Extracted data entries

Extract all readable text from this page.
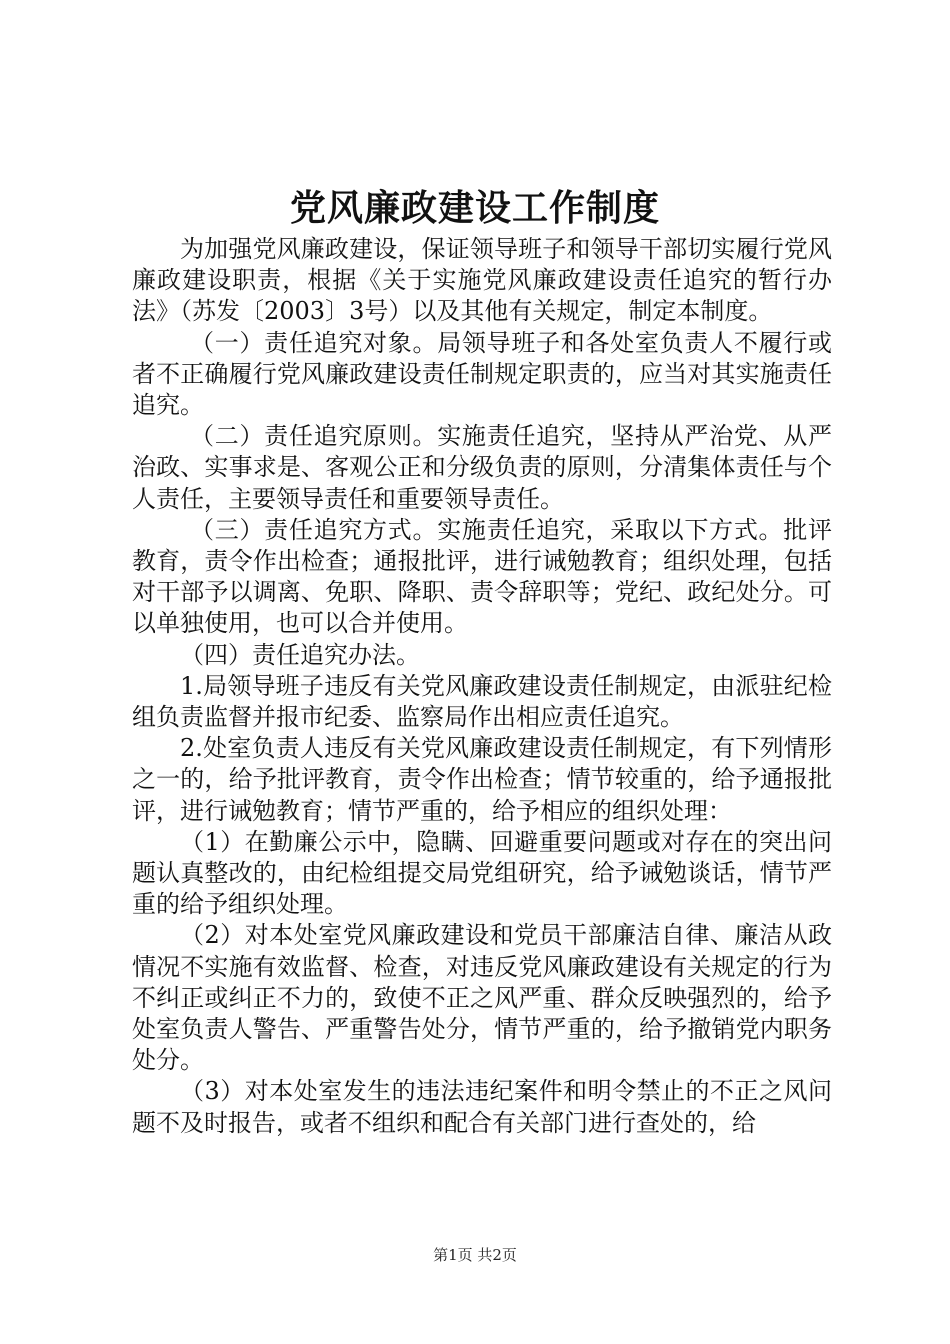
党风廉政建设工作制度

为加强党风廉政建设，保证领导班子和领导干部切实履行党风廉政建设职责，根据《关于实施党风廉政建设责任追究的暂行办法》（苏发〔2003〕3号）以及其他有关规定，制定本制度。

（一）责任追究对象。局领导班子和各处室负责人不履行或者不正确履行党风廉政建设责任制规定职责的，应当对其实施责任追究。

（二）责任追究原则。实施责任追究，坚持从严治党、从严治政、实事求是、客观公正和分级负责的原则，分清集体责任与个人责任，主要领导责任和重要领导责任。

（三）责任追究方式。实施责任追究，采取以下方式。批评教育，责令作出检查；通报批评，进行诫勉教育；组织处理，包括对干部予以调离、免职、降职、责令辞职等；党纪、政纪处分。可以单独使用，也可以合并使用。

（四）责任追究办法。

1.局领导班子违反有关党风廉政建设责任制规定，由派驻纪检组负责监督并报市纪委、监察局作出相应责任追究。

2.处室负责人违反有关党风廉政建设责任制规定，有下列情形之一的，给予批评教育，责令作出检查；情节较重的，给予通报批评，进行诫勉教育；情节严重的，给予相应的组织处理：

（1）在勤廉公示中，隐瞒、回避重要问题或对存在的突出问题认真整改的，由纪检组提交局党组研究，给予诫勉谈话，情节严重的给予组织处理。

（2）对本处室党风廉政建设和党员干部廉洁自律、廉洁从政情况不实施有效监督、检查，对违反党风廉政建设有关规定的行为不纠正或纠正不力的，致使不正之风严重、群众反映强烈的，给予处室负责人警告、严重警告处分，情节严重的，给予撤销党内职务处分。

（3）对本处室发生的违法违纪案件和明令禁止的不正之风问题不及时报告，或者不组织和配合有关部门进行查处的，给

第1页 共2页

> [TASK OBJECTIVE]: Filter the listing above by the word "责令作出检查"; copy each line that passes.

> [RESPONSE BELOW]:
（三）责任追究方式。实施责任追究，采取以下方式。批评教育，责令作出检查；通报批评，进行诫勉教育；组织处理，包括对干部予以调离、免职、降职、责令辞职等；党纪、政纪处分。可以单独使用，也可以合并使用。
2.处室负责人违反有关党风廉政建设责任制规定，有下列情形之一的，给予批评教育，责令作出检查；情节较重的，给予通报批评，进行诫勉教育；情节严重的，给予相应的组织处理：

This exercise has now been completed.